Start of Data excerpts

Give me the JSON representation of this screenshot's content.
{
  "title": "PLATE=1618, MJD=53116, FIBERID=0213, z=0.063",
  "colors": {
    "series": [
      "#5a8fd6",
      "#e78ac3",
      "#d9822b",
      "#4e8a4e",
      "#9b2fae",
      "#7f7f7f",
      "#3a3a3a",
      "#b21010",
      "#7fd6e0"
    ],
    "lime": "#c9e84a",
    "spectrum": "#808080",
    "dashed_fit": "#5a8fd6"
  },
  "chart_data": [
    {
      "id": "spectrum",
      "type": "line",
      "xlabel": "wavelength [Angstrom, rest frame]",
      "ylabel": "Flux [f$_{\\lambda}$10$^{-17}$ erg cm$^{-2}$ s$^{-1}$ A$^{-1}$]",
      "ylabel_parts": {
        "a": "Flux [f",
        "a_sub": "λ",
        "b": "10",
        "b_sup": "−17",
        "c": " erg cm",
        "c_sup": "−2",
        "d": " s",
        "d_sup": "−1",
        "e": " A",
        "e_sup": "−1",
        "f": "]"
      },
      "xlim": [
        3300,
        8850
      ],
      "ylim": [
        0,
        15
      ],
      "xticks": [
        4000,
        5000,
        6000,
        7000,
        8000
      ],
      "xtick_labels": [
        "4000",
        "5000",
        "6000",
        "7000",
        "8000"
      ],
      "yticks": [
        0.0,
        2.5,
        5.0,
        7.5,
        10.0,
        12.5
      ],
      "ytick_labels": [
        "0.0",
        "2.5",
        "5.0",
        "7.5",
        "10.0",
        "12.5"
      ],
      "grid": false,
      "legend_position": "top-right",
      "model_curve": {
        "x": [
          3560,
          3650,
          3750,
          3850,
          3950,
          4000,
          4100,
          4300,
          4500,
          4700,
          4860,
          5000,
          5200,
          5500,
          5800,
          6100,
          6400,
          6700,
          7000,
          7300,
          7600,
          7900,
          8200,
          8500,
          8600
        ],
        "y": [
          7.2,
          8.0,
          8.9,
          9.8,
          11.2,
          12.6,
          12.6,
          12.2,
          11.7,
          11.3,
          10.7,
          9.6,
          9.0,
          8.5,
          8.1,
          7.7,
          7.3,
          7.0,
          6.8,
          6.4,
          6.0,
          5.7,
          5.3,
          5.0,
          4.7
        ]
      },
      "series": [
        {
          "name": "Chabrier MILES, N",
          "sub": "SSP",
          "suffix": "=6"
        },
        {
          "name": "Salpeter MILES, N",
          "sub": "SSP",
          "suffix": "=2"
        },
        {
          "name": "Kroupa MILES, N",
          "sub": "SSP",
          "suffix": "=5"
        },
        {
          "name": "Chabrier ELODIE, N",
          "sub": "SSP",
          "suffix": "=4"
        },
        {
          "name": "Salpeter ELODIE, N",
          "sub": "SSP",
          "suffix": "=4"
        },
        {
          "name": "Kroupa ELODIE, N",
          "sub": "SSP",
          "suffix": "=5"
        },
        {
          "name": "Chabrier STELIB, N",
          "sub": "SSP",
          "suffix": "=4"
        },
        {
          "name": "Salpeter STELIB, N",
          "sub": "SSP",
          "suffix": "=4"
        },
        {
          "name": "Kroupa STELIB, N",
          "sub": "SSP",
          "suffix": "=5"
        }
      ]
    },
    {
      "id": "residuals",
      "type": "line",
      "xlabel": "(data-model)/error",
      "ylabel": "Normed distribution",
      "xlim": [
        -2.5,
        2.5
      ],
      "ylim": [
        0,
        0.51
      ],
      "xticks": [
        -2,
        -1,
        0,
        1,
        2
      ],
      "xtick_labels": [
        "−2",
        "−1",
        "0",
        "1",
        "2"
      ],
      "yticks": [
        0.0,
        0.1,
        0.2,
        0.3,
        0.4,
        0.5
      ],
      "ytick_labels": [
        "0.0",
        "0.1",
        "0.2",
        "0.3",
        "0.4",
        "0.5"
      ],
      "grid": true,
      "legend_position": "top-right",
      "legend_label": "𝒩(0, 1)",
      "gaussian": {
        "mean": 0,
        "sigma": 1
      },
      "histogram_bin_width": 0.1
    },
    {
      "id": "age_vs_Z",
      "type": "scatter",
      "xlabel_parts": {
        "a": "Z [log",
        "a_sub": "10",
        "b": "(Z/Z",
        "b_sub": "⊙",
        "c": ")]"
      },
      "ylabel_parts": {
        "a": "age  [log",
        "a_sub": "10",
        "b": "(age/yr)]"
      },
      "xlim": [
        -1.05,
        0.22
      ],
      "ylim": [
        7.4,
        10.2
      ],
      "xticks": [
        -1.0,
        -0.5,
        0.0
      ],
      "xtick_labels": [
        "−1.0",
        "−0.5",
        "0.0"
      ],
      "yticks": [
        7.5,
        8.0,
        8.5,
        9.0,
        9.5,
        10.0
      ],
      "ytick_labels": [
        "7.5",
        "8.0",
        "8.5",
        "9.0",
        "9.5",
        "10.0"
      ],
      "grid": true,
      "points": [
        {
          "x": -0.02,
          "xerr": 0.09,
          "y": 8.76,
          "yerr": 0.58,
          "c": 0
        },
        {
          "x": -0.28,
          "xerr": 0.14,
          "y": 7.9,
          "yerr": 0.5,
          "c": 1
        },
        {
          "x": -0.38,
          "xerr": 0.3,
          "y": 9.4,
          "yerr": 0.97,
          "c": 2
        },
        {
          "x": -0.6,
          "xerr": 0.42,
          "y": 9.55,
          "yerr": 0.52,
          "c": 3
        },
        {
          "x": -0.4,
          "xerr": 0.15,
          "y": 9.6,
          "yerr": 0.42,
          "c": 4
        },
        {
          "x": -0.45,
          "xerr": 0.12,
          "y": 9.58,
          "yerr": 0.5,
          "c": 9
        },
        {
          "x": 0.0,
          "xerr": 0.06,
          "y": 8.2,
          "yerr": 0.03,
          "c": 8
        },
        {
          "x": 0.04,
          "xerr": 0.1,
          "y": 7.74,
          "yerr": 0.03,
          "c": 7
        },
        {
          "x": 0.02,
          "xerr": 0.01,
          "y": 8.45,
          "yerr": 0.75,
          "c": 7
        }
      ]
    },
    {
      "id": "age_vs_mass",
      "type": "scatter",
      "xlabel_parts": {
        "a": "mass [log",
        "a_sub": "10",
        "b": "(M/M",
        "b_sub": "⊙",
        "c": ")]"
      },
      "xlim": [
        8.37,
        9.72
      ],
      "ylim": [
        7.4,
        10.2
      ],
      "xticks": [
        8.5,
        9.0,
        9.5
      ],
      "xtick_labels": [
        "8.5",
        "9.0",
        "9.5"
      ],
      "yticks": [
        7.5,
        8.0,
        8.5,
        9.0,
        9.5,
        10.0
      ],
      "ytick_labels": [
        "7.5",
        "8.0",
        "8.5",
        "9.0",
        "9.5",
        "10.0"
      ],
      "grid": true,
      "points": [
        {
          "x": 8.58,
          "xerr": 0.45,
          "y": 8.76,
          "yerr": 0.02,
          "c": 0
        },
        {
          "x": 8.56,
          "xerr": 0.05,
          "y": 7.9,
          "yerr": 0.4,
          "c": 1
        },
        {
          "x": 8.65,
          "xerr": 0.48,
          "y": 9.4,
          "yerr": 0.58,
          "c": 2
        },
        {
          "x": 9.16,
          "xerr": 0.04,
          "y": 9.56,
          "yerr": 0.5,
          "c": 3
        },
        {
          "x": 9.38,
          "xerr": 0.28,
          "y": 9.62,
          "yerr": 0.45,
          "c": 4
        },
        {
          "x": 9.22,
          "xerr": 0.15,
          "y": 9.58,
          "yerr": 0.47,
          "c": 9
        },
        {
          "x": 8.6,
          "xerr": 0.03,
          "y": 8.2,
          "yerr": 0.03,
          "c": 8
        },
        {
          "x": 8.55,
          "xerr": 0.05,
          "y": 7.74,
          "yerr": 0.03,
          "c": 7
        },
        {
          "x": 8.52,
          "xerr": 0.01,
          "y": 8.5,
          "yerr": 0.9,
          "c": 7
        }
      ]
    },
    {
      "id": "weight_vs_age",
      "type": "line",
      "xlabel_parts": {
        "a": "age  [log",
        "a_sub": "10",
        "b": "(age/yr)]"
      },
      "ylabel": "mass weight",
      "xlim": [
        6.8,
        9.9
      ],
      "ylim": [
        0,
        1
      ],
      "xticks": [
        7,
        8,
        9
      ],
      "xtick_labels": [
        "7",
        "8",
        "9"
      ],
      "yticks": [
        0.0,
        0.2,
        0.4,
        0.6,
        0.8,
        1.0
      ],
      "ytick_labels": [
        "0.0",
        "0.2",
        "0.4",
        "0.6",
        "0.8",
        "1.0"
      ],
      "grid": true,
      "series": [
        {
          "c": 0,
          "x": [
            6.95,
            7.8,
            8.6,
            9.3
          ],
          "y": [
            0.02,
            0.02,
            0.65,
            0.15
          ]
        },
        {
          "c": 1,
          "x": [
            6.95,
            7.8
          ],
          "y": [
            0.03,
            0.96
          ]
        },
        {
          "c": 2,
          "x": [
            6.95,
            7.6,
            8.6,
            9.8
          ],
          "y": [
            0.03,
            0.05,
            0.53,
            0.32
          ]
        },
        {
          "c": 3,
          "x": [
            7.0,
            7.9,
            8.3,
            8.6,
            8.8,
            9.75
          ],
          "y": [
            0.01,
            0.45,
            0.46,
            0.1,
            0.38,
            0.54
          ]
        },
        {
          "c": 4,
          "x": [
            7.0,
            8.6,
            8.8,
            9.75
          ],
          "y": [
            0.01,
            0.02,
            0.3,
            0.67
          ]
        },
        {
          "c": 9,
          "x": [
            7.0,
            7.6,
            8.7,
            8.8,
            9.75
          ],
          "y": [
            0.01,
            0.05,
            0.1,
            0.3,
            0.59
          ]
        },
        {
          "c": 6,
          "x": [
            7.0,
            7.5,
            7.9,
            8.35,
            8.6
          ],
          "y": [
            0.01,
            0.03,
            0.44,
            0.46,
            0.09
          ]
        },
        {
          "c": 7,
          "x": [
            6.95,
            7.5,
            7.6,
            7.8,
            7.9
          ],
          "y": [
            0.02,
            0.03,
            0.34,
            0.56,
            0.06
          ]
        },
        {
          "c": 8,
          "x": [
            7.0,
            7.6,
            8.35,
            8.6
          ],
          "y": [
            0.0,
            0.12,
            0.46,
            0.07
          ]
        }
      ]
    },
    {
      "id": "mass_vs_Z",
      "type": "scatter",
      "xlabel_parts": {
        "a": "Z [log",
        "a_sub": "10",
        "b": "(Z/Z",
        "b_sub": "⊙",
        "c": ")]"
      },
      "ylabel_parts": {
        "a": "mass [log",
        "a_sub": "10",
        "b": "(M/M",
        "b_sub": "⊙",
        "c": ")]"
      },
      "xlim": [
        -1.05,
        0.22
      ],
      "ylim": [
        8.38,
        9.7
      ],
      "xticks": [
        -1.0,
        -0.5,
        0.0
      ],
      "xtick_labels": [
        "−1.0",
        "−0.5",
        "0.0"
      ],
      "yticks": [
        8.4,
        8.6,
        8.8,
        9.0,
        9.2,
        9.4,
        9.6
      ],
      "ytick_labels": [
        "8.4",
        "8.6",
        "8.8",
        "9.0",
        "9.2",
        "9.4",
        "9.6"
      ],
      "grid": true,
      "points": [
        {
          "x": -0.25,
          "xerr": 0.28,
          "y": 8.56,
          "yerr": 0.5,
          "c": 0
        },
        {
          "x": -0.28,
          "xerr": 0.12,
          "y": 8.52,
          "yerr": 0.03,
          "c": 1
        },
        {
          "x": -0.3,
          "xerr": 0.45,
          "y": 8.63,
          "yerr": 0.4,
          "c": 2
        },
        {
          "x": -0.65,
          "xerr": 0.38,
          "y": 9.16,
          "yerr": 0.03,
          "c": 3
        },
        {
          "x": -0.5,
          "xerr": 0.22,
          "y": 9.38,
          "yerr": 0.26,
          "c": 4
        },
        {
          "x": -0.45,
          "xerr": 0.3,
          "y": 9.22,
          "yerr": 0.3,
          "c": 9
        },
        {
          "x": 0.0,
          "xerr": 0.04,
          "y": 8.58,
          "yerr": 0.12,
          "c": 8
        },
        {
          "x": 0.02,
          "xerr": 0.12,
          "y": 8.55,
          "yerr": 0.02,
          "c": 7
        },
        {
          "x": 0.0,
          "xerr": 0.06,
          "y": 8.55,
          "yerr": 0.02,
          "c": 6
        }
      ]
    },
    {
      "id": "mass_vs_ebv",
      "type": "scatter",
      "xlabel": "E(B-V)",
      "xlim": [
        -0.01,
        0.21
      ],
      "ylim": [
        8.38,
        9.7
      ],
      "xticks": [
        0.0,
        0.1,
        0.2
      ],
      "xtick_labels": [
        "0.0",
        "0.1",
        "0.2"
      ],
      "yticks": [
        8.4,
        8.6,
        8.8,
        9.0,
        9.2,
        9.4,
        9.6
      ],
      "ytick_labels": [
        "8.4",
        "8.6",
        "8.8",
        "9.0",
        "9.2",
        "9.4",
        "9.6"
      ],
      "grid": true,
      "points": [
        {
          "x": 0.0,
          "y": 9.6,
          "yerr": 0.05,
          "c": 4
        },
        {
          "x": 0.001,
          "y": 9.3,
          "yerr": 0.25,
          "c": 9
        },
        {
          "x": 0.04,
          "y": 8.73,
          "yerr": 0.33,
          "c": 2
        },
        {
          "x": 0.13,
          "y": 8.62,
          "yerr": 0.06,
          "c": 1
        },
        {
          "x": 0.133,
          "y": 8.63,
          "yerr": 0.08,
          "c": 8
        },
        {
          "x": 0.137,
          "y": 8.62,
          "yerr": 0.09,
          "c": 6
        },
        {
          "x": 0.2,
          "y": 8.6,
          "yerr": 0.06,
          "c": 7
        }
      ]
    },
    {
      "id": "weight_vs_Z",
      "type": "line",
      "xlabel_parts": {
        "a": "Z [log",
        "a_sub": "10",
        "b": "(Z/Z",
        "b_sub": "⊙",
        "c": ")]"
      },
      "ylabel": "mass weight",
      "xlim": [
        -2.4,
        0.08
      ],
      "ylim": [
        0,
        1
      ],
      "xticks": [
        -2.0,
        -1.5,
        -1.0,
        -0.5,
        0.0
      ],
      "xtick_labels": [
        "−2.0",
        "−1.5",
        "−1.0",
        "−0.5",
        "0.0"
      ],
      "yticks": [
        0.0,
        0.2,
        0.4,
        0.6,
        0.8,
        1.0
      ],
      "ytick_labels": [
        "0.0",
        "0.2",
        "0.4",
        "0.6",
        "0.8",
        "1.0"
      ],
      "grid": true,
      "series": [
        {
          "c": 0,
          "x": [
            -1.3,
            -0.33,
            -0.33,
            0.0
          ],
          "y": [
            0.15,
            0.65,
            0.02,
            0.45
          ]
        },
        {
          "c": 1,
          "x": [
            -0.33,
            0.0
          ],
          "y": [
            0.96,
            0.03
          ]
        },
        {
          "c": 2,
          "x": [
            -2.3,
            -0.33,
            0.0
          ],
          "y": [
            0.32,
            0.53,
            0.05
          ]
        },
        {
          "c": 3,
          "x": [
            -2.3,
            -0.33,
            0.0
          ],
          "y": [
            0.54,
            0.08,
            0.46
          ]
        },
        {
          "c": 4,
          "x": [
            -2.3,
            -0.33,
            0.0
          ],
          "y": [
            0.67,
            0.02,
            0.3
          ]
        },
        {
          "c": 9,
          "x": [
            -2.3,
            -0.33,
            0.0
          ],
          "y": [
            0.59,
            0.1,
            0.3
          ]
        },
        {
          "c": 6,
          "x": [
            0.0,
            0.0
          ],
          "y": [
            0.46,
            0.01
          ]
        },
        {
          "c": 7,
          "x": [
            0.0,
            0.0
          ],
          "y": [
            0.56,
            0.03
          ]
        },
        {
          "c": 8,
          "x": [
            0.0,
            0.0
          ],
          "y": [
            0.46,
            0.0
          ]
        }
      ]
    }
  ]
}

End of Data excerpts

**Task**
Give the count of lines in the records that contain "Salpeter", and no other text.

**Result for this task**
3